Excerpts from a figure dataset
========================

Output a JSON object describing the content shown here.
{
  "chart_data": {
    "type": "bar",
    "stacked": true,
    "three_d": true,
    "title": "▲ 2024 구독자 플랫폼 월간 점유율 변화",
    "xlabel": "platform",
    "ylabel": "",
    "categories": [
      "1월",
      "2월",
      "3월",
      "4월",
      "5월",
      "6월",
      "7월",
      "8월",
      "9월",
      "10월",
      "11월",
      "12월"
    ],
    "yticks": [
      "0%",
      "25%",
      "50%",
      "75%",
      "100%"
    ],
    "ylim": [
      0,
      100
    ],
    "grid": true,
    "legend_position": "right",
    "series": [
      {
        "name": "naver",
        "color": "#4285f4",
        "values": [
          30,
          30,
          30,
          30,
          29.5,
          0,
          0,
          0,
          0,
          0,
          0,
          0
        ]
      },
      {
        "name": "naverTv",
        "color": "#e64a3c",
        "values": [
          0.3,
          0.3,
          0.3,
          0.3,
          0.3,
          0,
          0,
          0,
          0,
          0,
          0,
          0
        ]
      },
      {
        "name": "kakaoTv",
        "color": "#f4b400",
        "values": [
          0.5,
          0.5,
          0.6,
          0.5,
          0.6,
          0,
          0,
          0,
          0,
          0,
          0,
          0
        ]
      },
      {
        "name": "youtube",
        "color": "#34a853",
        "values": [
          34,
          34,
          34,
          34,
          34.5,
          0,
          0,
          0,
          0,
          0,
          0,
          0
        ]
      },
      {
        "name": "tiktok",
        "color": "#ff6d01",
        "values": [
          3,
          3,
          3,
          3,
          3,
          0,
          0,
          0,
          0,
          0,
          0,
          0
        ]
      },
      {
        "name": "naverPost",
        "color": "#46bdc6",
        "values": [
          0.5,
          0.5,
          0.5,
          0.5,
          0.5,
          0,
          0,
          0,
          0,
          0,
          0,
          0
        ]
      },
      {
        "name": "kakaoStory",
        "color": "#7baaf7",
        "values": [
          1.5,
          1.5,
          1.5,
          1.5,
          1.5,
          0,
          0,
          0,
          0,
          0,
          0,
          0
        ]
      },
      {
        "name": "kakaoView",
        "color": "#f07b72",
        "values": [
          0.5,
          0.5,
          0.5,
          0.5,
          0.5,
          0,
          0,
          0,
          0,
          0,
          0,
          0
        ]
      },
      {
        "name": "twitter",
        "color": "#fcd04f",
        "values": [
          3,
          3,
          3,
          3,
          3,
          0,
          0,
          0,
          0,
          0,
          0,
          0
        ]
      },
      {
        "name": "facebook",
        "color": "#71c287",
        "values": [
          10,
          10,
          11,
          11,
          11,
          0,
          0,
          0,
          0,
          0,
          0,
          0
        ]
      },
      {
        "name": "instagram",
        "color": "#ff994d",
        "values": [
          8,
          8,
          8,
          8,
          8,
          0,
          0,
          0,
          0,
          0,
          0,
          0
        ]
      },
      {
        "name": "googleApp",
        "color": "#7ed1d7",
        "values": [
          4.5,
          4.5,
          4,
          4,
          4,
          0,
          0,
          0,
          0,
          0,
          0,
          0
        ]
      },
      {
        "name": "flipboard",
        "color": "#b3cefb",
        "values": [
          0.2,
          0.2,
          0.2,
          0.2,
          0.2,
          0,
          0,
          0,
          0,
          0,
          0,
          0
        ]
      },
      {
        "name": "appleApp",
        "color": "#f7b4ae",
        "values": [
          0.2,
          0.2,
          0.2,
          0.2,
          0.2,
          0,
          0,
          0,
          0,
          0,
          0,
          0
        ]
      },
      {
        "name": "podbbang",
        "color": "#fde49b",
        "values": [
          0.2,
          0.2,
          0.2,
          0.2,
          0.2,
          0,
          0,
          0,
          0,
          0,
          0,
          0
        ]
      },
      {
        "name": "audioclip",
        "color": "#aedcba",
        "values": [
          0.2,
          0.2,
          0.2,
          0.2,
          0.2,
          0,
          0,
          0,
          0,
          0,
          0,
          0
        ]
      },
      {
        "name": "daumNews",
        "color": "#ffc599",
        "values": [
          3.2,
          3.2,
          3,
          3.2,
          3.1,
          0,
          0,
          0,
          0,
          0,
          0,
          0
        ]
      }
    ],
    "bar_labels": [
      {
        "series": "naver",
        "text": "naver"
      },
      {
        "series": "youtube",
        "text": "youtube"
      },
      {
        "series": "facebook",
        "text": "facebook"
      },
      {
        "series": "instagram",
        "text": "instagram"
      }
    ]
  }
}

========================

Given request: Return all lines of the material above in which the word "text" occurs.

Response to this task:
        "text": "naver"
        "text": "youtube"
        "text": "facebook"
        "text": "instagram"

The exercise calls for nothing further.